(Data records)
* start *

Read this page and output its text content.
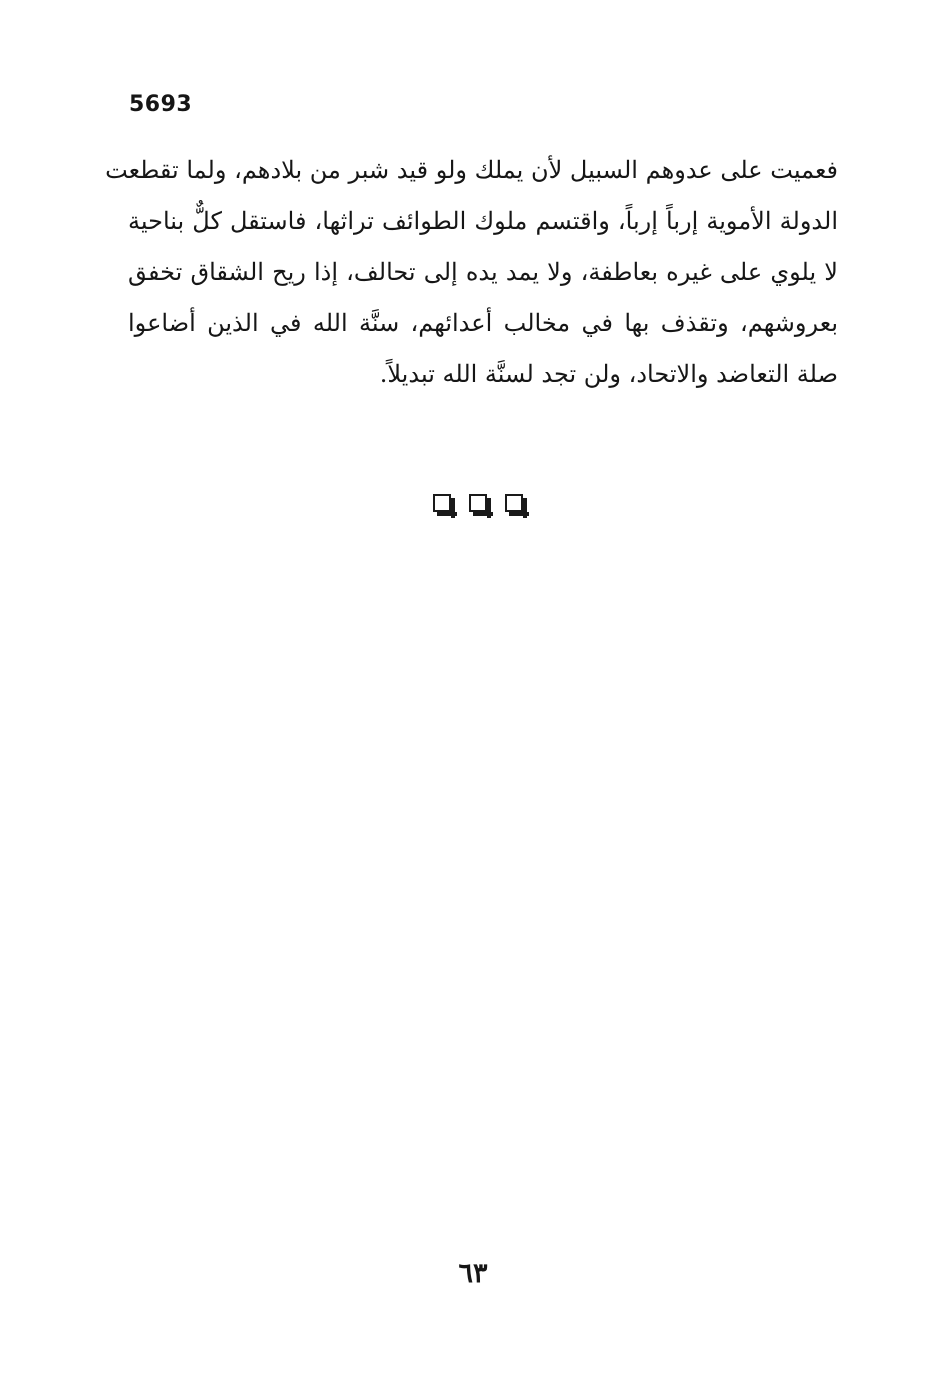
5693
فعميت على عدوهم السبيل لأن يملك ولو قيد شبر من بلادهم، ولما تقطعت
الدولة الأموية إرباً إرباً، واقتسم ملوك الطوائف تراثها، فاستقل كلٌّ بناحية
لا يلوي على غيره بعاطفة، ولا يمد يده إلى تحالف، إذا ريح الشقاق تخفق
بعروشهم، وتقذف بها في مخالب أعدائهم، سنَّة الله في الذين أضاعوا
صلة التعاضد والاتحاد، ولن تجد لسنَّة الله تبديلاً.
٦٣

* end *
* start *

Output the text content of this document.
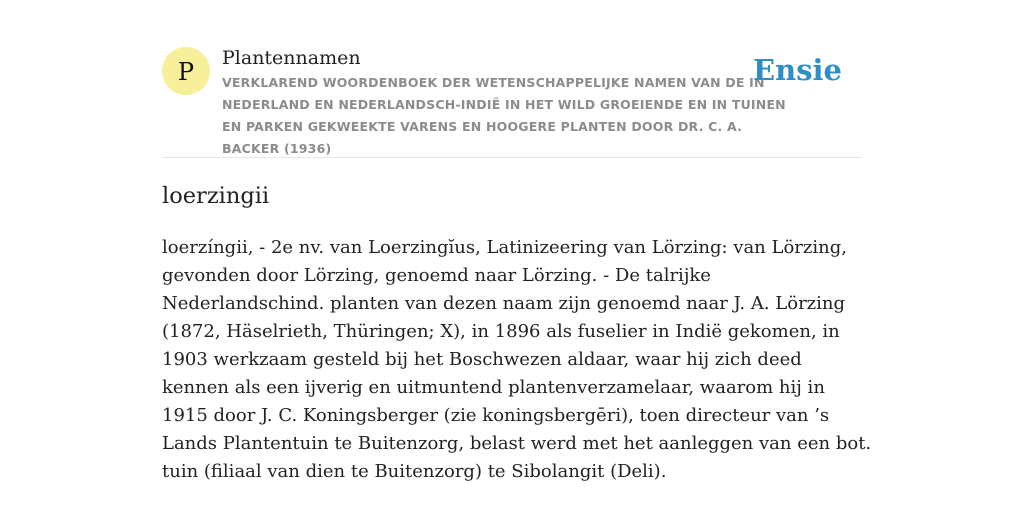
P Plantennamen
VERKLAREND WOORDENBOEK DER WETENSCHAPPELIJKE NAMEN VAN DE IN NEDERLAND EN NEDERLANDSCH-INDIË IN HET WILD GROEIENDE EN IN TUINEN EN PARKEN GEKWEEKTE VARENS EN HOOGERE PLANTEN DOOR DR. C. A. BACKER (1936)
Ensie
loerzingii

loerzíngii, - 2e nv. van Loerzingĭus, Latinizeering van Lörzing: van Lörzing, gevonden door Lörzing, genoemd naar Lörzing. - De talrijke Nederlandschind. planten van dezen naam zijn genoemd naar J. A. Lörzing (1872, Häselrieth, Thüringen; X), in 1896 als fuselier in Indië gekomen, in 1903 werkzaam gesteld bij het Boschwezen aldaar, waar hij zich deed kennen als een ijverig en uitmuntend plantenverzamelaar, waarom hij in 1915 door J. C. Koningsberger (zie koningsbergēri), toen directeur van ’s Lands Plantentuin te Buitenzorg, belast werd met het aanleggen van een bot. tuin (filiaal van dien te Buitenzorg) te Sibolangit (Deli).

* end *

▸ Exercise aim
Identify all lines where the word "this" shows up. Copy them.

▸ Problem solution
Read this page and output its text content.
Output the text content of this document.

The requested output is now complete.